--- START OF Data in this exercise ---

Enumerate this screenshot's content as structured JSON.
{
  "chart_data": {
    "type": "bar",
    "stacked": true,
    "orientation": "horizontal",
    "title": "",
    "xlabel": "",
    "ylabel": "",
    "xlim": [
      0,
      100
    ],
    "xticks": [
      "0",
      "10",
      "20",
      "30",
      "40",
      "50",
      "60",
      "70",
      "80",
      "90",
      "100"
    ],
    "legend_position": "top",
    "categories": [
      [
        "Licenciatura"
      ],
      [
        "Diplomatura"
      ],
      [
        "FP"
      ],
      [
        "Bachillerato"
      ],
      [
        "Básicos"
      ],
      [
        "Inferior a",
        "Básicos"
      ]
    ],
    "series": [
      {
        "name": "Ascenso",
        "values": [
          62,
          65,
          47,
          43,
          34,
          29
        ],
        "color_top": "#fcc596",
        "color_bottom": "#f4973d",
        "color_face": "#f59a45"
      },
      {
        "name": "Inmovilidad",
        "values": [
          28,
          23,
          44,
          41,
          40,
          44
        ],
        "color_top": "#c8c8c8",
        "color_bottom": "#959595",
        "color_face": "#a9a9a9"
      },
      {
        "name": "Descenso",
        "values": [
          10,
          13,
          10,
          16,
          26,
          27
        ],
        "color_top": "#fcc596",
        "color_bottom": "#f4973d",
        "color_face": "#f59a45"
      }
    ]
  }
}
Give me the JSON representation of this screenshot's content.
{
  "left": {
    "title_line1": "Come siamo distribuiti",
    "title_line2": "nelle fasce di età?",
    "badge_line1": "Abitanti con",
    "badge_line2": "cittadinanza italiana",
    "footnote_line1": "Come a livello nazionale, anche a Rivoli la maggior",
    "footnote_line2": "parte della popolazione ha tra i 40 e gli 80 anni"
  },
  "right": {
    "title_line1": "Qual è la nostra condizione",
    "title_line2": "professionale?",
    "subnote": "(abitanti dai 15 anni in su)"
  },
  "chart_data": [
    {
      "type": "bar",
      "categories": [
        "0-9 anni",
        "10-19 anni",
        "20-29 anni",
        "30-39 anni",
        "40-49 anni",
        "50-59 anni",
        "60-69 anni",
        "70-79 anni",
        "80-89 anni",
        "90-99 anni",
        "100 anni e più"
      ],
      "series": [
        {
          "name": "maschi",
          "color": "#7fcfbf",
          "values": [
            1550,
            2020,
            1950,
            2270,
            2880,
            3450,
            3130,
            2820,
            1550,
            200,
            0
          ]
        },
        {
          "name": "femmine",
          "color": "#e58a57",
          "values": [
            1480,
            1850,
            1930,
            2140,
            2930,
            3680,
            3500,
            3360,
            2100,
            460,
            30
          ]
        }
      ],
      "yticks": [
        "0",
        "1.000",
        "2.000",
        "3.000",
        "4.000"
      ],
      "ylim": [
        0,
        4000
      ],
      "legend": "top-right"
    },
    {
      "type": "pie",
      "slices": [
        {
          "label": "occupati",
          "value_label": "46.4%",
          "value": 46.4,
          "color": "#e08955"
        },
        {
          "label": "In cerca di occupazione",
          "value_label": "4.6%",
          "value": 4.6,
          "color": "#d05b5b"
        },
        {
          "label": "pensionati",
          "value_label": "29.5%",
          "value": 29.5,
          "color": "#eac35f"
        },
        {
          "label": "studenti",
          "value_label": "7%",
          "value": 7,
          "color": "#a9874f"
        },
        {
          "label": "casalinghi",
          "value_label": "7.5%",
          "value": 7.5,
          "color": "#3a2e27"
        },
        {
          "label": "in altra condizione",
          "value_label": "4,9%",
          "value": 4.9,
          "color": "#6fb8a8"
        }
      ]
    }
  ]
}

--- END OF Data in this exercise ---

# What is expected
Retype the material above, line by line, exactly.

# Solution below
Enumerate this screenshot's content as structured JSON.
{
  "chart_data": {
    "type": "bar",
    "stacked": true,
    "orientation": "horizontal",
    "title": "",
    "xlabel": "",
    "ylabel": "",
    "xlim": [
      0,
      100
    ],
    "xticks": [
      "0",
      "10",
      "20",
      "30",
      "40",
      "50",
      "60",
      "70",
      "80",
      "90",
      "100"
    ],
    "legend_position": "top",
    "categories": [
      [
        "Licenciatura"
      ],
      [
        "Diplomatura"
      ],
      [
        "FP"
      ],
      [
        "Bachillerato"
      ],
      [
        "Básicos"
      ],
      [
        "Inferior a",
        "Básicos"
      ]
    ],
    "series": [
      {
        "name": "Ascenso",
        "values": [
          62,
          65,
          47,
          43,
          34,
          29
        ],
        "color_top": "#fcc596",
        "color_bottom": "#f4973d",
        "color_face": "#f59a45"
      },
      {
        "name": "Inmovilidad",
        "values": [
          28,
          23,
          44,
          41,
          40,
          44
        ],
        "color_top": "#c8c8c8",
        "color_bottom": "#959595",
        "color_face": "#a9a9a9"
      },
      {
        "name": "Descenso",
        "values": [
          10,
          13,
          10,
          16,
          26,
          27
        ],
        "color_top": "#fcc596",
        "color_bottom": "#f4973d",
        "color_face": "#f59a45"
      }
    ]
  }
}
Give me the JSON representation of this screenshot's content.
{
  "left": {
    "title_line1": "Come siamo distribuiti",
    "title_line2": "nelle fasce di età?",
    "badge_line1": "Abitanti con",
    "badge_line2": "cittadinanza italiana",
    "footnote_line1": "Come a livello nazionale, anche a Rivoli la maggior",
    "footnote_line2": "parte della popolazione ha tra i 40 e gli 80 anni"
  },
  "right": {
    "title_line1": "Qual è la nostra condizione",
    "title_line2": "professionale?",
    "subnote": "(abitanti dai 15 anni in su)"
  },
  "chart_data": [
    {
      "type": "bar",
      "categories": [
        "0-9 anni",
        "10-19 anni",
        "20-29 anni",
        "30-39 anni",
        "40-49 anni",
        "50-59 anni",
        "60-69 anni",
        "70-79 anni",
        "80-89 anni",
        "90-99 anni",
        "100 anni e più"
      ],
      "series": [
        {
          "name": "maschi",
          "color": "#7fcfbf",
          "values": [
            1550,
            2020,
            1950,
            2270,
            2880,
            3450,
            3130,
            2820,
            1550,
            200,
            0
          ]
        },
        {
          "name": "femmine",
          "color": "#e58a57",
          "values": [
            1480,
            1850,
            1930,
            2140,
            2930,
            3680,
            3500,
            3360,
            2100,
            460,
            30
          ]
        }
      ],
      "yticks": [
        "0",
        "1.000",
        "2.000",
        "3.000",
        "4.000"
      ],
      "ylim": [
        0,
        4000
      ],
      "legend": "top-right"
    },
    {
      "type": "pie",
      "slices": [
        {
          "label": "occupati",
          "value_label": "46.4%",
          "value": 46.4,
          "color": "#e08955"
        },
        {
          "label": "In cerca di occupazione",
          "value_label": "4.6%",
          "value": 4.6,
          "color": "#d05b5b"
        },
        {
          "label": "pensionati",
          "value_label": "29.5%",
          "value": 29.5,
          "color": "#eac35f"
        },
        {
          "label": "studenti",
          "value_label": "7%",
          "value": 7,
          "color": "#a9874f"
        },
        {
          "label": "casalinghi",
          "value_label": "7.5%",
          "value": 7.5,
          "color": "#3a2e27"
        },
        {
          "label": "in altra condizione",
          "value_label": "4,9%",
          "value": 4.9,
          "color": "#6fb8a8"
        }
      ]
    }
  ]
}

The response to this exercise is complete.